» **Exercise task**: Go through the listing and write out all of it exactly.

Stored items
┄┄┄┄┄┄

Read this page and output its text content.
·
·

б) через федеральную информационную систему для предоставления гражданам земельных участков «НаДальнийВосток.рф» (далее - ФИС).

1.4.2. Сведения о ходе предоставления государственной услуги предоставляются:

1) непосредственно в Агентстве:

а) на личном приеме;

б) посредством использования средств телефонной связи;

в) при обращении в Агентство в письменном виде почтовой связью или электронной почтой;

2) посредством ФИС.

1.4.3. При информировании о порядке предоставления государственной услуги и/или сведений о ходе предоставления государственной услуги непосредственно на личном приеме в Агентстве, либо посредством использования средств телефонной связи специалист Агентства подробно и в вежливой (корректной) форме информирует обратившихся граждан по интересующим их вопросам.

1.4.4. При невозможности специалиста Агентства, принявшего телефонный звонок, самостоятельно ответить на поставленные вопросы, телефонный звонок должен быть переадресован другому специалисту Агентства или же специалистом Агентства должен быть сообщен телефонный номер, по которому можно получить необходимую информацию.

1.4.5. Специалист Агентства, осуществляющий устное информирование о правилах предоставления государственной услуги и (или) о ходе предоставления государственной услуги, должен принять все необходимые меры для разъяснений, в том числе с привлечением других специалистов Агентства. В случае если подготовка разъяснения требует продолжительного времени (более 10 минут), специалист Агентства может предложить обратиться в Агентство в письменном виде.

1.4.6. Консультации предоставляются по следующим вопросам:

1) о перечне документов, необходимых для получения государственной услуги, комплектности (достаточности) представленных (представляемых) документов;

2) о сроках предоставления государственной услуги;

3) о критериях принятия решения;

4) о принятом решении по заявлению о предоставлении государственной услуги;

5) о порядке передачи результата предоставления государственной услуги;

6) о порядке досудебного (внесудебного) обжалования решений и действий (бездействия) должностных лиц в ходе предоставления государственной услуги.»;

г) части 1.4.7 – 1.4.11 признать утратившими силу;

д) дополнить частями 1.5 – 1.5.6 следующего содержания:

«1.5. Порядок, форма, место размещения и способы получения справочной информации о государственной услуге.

┄┄┄┄┄┄

» **Solution to this task**:
Read this page and output its text content.
·
·

б) через федеральную информационную систему для предоставления гражданам земельных участков «НаДальнийВосток.рф» (далее - ФИС).

1.4.2. Сведения о ходе предоставления государственной услуги предоставляются:

1) непосредственно в Агентстве:

а) на личном приеме;

б) посредством использования средств телефонной связи;

в) при обращении в Агентство в письменном виде почтовой связью или электронной почтой;

2) посредством ФИС.

1.4.3. При информировании о порядке предоставления государственной услуги и/или сведений о ходе предоставления государственной услуги непосредственно на личном приеме в Агентстве, либо посредством использования средств телефонной связи специалист Агентства подробно и в вежливой (корректной) форме информирует обратившихся граждан по интересующим их вопросам.

1.4.4. При невозможности специалиста Агентства, принявшего телефонный звонок, самостоятельно ответить на поставленные вопросы, телефонный звонок должен быть переадресован другому специалисту Агентства или же специалистом Агентства должен быть сообщен телефонный номер, по которому можно получить необходимую информацию.

1.4.5. Специалист Агентства, осуществляющий устное информирование о правилах предоставления государственной услуги и (или) о ходе предоставления государственной услуги, должен принять все необходимые меры для разъяснений, в том числе с привлечением других специалистов Агентства. В случае если подготовка разъяснения требует продолжительного времени (более 10 минут), специалист Агентства может предложить обратиться в Агентство в письменном виде.

1.4.6. Консультации предоставляются по следующим вопросам:

1) о перечне документов, необходимых для получения государственной услуги, комплектности (достаточности) представленных (представляемых) документов;

2) о сроках предоставления государственной услуги;

3) о критериях принятия решения;

4) о принятом решении по заявлению о предоставлении государственной услуги;

5) о порядке передачи результата предоставления государственной услуги;

6) о порядке досудебного (внесудебного) обжалования решений и действий (бездействия) должностных лиц в ходе предоставления государственной услуги.»;

г) части 1.4.7 – 1.4.11 признать утратившими силу;

д) дополнить частями 1.5 – 1.5.6 следующего содержания:

«1.5. Порядок, форма, место размещения и способы получения справочной информации о государственной услуге.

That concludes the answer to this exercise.